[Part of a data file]
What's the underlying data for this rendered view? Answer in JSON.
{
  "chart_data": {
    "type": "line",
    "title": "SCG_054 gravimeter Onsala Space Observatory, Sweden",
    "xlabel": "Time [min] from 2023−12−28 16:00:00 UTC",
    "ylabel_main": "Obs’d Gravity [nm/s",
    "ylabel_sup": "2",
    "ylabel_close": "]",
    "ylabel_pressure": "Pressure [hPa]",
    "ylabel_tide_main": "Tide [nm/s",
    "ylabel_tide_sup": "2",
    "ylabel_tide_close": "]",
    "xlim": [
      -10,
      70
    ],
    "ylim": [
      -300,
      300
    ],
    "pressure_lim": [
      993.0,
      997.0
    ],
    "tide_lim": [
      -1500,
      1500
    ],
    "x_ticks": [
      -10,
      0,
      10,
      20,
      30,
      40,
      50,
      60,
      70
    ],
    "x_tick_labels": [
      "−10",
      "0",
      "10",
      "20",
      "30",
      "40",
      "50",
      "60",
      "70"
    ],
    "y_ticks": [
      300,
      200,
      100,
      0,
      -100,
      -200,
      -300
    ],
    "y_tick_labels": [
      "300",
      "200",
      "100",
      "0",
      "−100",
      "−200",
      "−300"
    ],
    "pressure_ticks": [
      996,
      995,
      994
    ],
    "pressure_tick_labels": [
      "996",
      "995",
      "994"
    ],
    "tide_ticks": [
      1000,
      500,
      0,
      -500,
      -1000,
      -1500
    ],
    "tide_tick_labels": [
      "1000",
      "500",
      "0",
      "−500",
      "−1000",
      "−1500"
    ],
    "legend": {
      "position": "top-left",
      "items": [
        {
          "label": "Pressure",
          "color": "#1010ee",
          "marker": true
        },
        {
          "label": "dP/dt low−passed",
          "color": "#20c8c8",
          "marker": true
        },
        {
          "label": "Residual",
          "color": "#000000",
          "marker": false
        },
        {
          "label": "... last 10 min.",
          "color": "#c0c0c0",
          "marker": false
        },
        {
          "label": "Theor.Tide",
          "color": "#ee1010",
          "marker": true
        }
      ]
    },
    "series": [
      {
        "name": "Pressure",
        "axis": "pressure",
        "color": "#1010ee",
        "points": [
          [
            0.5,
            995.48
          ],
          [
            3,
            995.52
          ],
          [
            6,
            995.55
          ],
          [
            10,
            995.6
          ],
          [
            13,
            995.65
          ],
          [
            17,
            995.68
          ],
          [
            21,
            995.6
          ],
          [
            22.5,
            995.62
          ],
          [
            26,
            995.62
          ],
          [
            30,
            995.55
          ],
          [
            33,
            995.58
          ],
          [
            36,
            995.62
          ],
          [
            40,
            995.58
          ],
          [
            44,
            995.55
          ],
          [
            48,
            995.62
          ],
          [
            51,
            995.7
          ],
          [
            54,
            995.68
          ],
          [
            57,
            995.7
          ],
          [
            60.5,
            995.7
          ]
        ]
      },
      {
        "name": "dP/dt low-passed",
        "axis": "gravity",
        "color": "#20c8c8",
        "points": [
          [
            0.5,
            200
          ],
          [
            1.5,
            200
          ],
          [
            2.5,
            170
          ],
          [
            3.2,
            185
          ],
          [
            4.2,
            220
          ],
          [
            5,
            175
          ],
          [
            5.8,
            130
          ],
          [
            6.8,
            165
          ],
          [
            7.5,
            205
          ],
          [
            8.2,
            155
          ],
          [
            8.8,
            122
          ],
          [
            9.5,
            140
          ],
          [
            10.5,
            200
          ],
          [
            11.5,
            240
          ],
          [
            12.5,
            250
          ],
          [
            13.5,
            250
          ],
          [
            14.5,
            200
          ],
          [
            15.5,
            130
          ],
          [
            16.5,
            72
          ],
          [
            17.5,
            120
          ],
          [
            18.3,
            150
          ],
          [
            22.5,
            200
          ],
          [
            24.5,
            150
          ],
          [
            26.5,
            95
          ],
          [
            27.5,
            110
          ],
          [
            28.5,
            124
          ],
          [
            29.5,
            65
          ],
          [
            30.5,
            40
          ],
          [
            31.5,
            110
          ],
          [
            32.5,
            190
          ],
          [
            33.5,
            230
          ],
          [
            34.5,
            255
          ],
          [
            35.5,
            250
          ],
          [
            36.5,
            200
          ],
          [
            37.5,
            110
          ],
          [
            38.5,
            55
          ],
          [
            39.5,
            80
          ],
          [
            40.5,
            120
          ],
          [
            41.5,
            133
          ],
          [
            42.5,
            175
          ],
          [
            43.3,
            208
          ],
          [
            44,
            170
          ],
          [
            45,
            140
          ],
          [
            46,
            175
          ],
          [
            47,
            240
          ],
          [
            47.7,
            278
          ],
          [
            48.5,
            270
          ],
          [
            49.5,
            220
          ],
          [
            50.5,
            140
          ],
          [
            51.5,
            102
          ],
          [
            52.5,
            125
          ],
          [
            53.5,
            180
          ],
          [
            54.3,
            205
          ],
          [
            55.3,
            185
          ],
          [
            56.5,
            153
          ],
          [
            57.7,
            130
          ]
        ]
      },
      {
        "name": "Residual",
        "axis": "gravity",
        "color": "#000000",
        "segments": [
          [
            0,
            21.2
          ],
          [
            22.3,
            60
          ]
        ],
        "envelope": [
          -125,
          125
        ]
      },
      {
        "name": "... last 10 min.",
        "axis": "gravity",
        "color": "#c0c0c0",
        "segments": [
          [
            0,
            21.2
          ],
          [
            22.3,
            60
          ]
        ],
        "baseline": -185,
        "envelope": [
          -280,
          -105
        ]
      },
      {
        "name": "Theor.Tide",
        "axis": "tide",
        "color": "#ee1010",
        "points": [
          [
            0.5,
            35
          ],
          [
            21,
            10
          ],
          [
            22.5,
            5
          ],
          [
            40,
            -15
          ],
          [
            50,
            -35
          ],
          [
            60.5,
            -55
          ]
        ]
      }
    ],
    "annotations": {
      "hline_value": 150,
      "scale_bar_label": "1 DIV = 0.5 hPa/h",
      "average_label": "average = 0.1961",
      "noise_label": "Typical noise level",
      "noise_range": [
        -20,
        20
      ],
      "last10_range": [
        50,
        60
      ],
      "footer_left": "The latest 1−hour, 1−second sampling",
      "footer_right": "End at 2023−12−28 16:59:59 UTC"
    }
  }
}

==

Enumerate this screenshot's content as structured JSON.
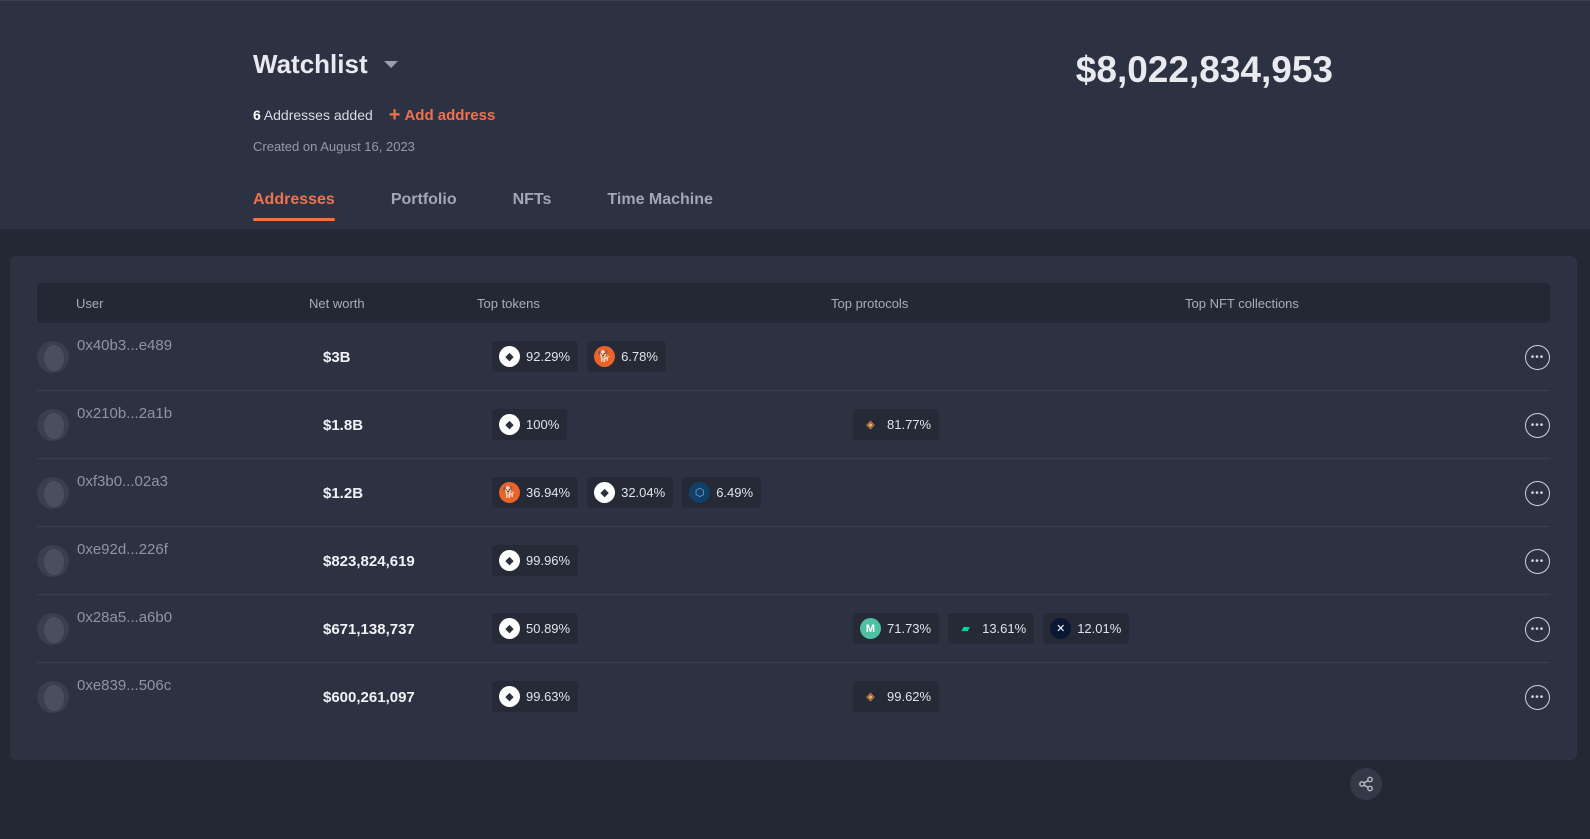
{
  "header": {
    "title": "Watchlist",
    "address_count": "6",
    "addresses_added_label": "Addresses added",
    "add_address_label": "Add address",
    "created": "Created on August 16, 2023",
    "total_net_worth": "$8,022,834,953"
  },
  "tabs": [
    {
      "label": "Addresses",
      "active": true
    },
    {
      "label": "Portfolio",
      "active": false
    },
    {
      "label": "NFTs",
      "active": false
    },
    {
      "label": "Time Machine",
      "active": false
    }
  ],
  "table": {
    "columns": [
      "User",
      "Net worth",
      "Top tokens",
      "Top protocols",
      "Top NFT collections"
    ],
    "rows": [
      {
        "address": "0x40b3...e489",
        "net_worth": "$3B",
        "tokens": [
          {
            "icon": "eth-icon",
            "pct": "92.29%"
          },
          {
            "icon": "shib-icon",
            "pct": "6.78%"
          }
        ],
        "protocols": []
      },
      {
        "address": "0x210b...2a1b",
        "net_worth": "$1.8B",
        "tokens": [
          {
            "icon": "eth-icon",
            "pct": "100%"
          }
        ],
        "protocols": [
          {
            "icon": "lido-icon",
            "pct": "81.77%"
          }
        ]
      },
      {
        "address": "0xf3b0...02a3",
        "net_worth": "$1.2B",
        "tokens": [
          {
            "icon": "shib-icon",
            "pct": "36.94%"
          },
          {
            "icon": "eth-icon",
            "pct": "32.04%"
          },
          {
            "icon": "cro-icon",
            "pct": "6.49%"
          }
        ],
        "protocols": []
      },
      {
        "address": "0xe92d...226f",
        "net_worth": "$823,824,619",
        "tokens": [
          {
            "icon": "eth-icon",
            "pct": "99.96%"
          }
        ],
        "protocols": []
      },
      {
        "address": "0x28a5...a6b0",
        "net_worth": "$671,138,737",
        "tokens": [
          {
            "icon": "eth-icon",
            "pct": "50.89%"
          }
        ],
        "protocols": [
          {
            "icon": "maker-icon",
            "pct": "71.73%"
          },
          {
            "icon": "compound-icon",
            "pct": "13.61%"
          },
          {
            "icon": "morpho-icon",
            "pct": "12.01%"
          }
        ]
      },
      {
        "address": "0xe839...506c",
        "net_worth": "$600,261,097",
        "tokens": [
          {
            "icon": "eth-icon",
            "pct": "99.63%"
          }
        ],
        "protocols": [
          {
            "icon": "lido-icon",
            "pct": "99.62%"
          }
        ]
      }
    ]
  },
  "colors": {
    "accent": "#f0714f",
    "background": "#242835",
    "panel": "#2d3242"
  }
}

• _PROBLEM STATEMENT_
Only lines holding the string "passed" are wanted; gather each one from the entries above.

• _FULL RESPONSE_
          "label": "dP/dt low−passed",
        "name": "dP/dt low-passed",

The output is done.